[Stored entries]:
═══

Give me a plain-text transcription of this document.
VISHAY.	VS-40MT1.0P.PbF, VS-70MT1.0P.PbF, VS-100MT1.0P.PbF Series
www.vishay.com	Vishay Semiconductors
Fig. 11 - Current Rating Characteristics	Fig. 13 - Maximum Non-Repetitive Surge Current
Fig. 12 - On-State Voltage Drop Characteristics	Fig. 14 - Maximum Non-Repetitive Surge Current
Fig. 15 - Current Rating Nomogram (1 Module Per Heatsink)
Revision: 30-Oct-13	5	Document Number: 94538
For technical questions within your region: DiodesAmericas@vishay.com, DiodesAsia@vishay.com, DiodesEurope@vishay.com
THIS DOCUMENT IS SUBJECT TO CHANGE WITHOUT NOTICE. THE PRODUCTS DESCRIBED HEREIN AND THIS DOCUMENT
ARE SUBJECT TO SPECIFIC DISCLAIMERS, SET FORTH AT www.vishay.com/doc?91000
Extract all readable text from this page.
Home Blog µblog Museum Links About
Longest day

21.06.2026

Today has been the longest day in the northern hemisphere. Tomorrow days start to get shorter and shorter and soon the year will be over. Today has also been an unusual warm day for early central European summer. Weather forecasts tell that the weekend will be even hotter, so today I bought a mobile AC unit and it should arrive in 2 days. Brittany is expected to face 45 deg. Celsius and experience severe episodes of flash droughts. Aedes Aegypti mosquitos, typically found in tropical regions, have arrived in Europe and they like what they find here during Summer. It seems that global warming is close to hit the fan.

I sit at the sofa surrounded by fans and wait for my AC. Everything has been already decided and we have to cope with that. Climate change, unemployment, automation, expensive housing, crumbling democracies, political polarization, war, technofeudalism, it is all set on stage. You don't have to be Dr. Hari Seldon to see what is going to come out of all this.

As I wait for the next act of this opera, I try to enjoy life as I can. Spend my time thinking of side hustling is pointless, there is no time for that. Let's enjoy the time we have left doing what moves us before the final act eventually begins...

═══

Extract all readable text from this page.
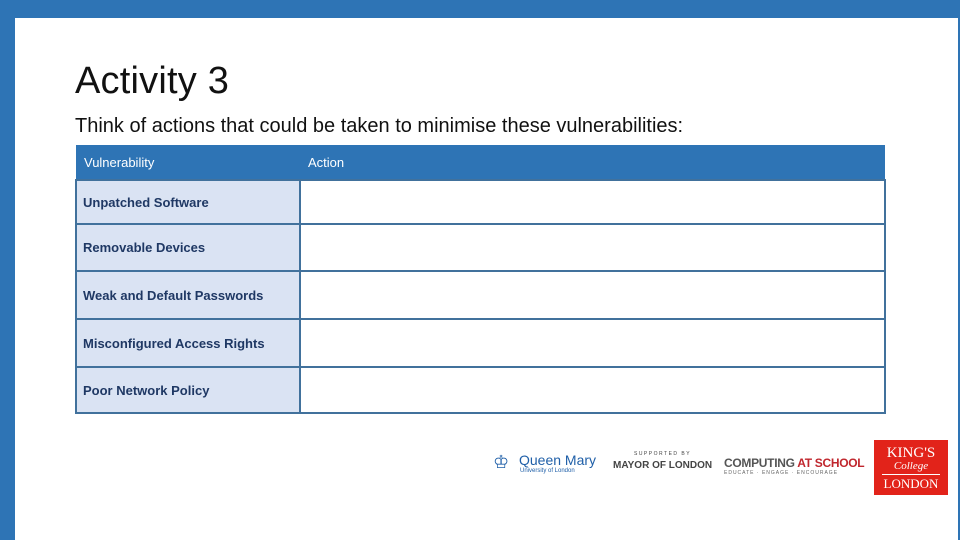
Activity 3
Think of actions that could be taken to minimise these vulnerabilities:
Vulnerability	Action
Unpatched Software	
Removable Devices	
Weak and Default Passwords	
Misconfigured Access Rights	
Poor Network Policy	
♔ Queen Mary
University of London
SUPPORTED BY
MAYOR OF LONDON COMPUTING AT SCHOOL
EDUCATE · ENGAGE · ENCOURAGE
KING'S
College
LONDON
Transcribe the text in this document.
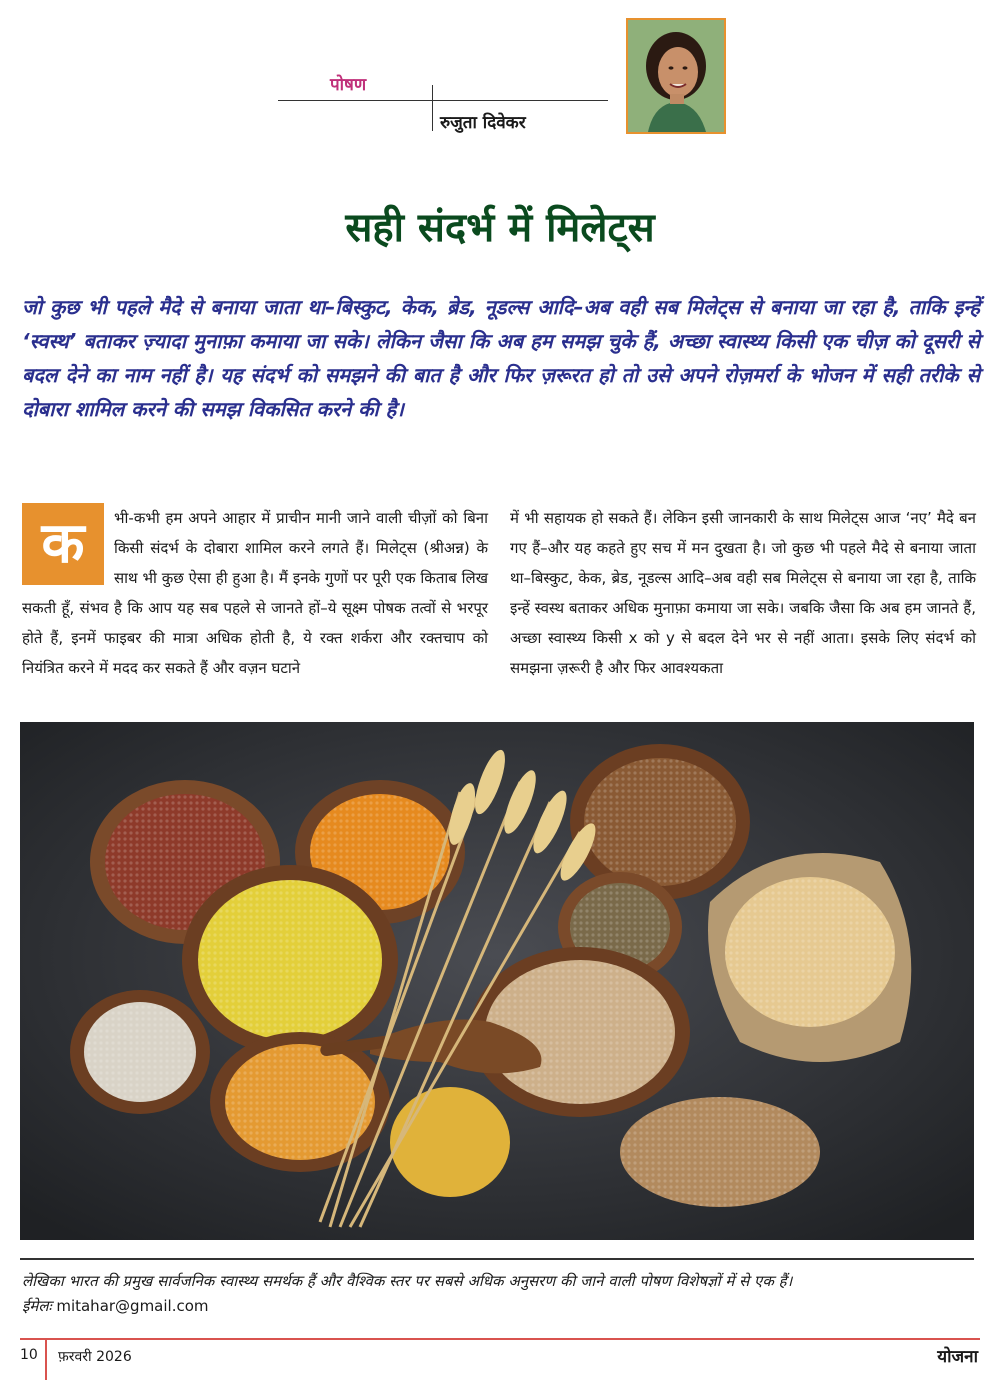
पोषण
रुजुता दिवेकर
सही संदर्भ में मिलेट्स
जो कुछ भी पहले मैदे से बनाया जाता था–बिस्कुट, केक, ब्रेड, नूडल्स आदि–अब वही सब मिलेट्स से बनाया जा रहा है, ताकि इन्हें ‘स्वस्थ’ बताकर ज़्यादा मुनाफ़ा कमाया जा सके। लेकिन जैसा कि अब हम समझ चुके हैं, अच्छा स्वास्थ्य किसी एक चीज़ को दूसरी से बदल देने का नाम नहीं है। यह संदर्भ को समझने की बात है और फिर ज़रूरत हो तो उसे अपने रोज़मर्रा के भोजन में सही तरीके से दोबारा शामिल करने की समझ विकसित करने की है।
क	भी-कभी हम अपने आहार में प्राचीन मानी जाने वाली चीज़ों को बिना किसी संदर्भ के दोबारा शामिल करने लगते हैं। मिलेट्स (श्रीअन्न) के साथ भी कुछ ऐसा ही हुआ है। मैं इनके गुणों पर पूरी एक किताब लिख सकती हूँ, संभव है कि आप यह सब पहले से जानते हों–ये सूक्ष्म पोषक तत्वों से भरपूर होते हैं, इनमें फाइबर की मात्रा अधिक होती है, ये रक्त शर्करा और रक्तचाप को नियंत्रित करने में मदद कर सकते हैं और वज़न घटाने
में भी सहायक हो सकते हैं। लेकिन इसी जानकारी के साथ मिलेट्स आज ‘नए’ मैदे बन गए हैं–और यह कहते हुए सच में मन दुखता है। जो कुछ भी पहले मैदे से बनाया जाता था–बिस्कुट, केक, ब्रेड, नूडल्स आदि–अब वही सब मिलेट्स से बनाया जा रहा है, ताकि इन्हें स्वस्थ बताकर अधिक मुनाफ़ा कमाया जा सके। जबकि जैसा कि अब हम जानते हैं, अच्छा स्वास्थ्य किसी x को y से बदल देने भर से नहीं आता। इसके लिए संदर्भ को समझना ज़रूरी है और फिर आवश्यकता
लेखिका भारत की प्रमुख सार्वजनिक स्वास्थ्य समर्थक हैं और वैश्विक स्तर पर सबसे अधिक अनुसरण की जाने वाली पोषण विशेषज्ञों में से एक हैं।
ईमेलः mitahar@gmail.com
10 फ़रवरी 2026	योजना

═══

[WORK REQUIRED]: Give the count of lines that hold the word "text", with nothing added.

[TASK ANSWER]: 4